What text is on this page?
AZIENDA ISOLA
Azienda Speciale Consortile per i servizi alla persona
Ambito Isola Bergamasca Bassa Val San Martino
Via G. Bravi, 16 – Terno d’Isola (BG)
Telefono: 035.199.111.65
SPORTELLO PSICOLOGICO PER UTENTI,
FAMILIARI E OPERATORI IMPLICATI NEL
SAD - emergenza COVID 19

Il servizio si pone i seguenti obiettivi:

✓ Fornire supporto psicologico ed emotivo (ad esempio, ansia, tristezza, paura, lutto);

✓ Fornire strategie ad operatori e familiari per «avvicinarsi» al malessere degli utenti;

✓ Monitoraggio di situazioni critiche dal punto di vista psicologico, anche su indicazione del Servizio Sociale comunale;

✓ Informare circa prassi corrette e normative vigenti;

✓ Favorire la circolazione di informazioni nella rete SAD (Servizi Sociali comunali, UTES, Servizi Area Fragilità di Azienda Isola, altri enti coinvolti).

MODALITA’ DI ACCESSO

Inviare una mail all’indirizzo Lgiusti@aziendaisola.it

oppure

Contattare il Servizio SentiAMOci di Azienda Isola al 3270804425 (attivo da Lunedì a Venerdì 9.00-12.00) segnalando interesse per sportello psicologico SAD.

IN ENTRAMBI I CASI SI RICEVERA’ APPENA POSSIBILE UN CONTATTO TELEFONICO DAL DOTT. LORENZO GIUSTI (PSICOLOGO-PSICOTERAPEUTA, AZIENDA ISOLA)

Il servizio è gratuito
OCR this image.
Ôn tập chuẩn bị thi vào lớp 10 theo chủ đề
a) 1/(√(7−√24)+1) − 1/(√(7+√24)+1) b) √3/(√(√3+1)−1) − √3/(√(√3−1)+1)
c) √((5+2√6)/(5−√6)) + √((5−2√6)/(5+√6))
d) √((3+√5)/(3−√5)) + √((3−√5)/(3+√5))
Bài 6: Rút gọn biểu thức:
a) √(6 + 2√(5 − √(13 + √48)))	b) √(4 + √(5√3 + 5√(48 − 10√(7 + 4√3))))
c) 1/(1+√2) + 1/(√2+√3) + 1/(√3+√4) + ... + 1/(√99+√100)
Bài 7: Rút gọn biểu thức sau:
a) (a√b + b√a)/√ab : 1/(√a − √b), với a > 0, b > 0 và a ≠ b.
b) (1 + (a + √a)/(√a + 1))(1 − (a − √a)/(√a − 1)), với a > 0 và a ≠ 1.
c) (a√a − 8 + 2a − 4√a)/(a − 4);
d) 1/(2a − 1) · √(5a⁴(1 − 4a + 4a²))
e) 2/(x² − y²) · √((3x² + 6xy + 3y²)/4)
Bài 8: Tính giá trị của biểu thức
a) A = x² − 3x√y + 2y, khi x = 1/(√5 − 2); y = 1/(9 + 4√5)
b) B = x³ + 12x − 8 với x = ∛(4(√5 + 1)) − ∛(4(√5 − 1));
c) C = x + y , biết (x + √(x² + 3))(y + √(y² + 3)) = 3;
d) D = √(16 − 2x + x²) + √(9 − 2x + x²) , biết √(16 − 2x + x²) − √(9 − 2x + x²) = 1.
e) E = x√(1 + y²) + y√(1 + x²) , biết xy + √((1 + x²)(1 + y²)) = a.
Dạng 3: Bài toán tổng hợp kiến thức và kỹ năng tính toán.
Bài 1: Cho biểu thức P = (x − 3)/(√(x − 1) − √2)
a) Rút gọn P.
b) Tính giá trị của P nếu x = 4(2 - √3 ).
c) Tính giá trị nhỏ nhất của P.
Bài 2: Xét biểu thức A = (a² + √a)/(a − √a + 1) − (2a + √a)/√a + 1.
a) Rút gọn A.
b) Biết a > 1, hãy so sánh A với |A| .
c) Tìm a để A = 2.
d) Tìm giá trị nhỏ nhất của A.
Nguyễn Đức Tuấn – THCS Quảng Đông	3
-*-
TASK BRIEF:
In the entries above, find lines with "this" and copy each.

WRITTEN ANSWER:
What text is on this page?
OCR this image.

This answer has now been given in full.